BEGIN INPUT ROWS

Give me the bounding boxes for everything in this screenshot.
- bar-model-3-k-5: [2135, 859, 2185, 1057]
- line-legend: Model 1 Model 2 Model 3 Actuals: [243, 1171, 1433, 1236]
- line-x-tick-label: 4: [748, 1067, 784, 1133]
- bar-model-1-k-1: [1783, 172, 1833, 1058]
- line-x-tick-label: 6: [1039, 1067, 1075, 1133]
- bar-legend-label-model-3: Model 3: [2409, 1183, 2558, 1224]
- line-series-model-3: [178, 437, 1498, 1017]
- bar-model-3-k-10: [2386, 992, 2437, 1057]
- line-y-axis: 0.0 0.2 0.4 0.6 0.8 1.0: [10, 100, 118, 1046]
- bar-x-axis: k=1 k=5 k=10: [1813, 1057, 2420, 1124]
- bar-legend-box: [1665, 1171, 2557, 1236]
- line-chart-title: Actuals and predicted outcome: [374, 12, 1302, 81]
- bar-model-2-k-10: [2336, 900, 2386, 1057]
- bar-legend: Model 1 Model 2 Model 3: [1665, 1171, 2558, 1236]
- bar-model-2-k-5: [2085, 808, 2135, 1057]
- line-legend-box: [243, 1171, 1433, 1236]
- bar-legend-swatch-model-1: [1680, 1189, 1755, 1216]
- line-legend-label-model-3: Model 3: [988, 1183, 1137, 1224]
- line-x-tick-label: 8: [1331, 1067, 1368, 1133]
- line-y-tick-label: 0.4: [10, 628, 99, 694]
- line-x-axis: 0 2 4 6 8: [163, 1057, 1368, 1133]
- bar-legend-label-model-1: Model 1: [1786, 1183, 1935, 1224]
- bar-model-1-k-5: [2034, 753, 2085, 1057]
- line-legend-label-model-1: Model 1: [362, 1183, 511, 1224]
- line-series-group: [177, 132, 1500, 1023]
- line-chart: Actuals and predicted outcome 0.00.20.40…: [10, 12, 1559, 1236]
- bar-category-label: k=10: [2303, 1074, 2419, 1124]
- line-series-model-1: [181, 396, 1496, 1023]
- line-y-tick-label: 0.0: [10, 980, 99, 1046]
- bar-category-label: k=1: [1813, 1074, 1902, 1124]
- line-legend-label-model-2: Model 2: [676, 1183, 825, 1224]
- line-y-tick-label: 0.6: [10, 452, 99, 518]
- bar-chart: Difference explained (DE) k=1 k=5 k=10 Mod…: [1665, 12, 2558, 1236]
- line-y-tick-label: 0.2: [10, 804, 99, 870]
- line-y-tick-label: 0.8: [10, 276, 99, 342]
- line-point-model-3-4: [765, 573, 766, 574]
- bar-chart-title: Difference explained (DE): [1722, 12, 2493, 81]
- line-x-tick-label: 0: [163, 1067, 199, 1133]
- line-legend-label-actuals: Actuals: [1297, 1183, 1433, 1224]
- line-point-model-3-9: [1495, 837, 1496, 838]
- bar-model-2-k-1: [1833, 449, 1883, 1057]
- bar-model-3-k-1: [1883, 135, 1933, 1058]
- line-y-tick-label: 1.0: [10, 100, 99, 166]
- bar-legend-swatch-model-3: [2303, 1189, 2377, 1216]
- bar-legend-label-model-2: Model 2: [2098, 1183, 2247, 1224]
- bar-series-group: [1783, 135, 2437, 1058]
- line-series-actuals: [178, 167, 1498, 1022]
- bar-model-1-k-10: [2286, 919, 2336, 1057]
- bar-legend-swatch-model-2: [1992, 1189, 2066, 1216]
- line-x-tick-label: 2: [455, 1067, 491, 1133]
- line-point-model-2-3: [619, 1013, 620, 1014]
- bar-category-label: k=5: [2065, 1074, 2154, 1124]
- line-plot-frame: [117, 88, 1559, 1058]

END INPUT ROWS

SET EXERCISE: Reproduce the material above line for line, with no changes.

FINISHED EXERCISE:
Give me the bounding boxes for everything in this screenshot.
- bar-model-3-k-5: [2135, 859, 2185, 1057]
- line-legend: Model 1 Model 2 Model 3 Actuals: [243, 1171, 1433, 1236]
- line-x-tick-label: 4: [748, 1067, 784, 1133]
- bar-model-1-k-1: [1783, 172, 1833, 1058]
- line-x-tick-label: 6: [1039, 1067, 1075, 1133]
- bar-legend-label-model-3: Model 3: [2409, 1183, 2558, 1224]
- line-series-model-3: [178, 437, 1498, 1017]
- bar-model-3-k-10: [2386, 992, 2437, 1057]
- line-y-axis: 0.0 0.2 0.4 0.6 0.8 1.0: [10, 100, 118, 1046]
- bar-x-axis: k=1 k=5 k=10: [1813, 1057, 2420, 1124]
- bar-legend-box: [1665, 1171, 2557, 1236]
- line-chart-title: Actuals and predicted outcome: [374, 12, 1302, 81]
- bar-model-2-k-10: [2336, 900, 2386, 1057]
- bar-legend: Model 1 Model 2 Model 3: [1665, 1171, 2558, 1236]
- bar-model-2-k-5: [2085, 808, 2135, 1057]
- line-legend-box: [243, 1171, 1433, 1236]
- bar-legend-swatch-model-1: [1680, 1189, 1755, 1216]
- line-legend-label-model-3: Model 3: [988, 1183, 1137, 1224]
- line-x-tick-label: 8: [1331, 1067, 1368, 1133]
- line-y-tick-label: 0.4: [10, 628, 99, 694]
- line-x-axis: 0 2 4 6 8: [163, 1057, 1368, 1133]
- bar-legend-label-model-1: Model 1: [1786, 1183, 1935, 1224]
- bar-model-1-k-5: [2034, 753, 2085, 1057]
- line-legend-label-model-1: Model 1: [362, 1183, 511, 1224]
- line-series-group: [177, 132, 1500, 1023]
- line-chart: Actuals and predicted outcome 0.00.20.40…: [10, 12, 1559, 1236]
- bar-category-label: k=10: [2303, 1074, 2419, 1124]
- line-series-model-1: [181, 396, 1496, 1023]
- line-y-tick-label: 0.0: [10, 980, 99, 1046]
- bar-category-label: k=1: [1813, 1074, 1902, 1124]
- line-legend-label-model-2: Model 2: [676, 1183, 825, 1224]
- line-y-tick-label: 0.6: [10, 452, 99, 518]
- bar-chart: Difference explained (DE) k=1 k=5 k=10 Mod…: [1665, 12, 2558, 1236]
- line-y-tick-label: 0.2: [10, 804, 99, 870]
- line-y-tick-label: 0.8: [10, 276, 99, 342]
- line-point-model-3-4: [765, 573, 766, 574]
- bar-chart-title: Difference explained (DE): [1722, 12, 2493, 81]
- line-x-tick-label: 0: [163, 1067, 199, 1133]
- line-legend-label-actuals: Actuals: [1297, 1183, 1433, 1224]
- line-point-model-3-9: [1495, 837, 1496, 838]
- bar-model-2-k-1: [1833, 449, 1883, 1057]
- bar-model-3-k-1: [1883, 135, 1933, 1058]
- line-y-tick-label: 1.0: [10, 100, 99, 166]
- bar-legend-swatch-model-3: [2303, 1189, 2377, 1216]
- bar-legend-label-model-2: Model 2: [2098, 1183, 2247, 1224]
- bar-series-group: [1783, 135, 2437, 1058]
- line-series-actuals: [178, 167, 1498, 1022]
- bar-model-1-k-10: [2286, 919, 2336, 1057]
- bar-legend-swatch-model-2: [1992, 1189, 2066, 1216]
- line-x-tick-label: 2: [455, 1067, 491, 1133]
- line-point-model-2-3: [619, 1013, 620, 1014]
- bar-category-label: k=5: [2065, 1074, 2154, 1124]
- line-plot-frame: [117, 88, 1559, 1058]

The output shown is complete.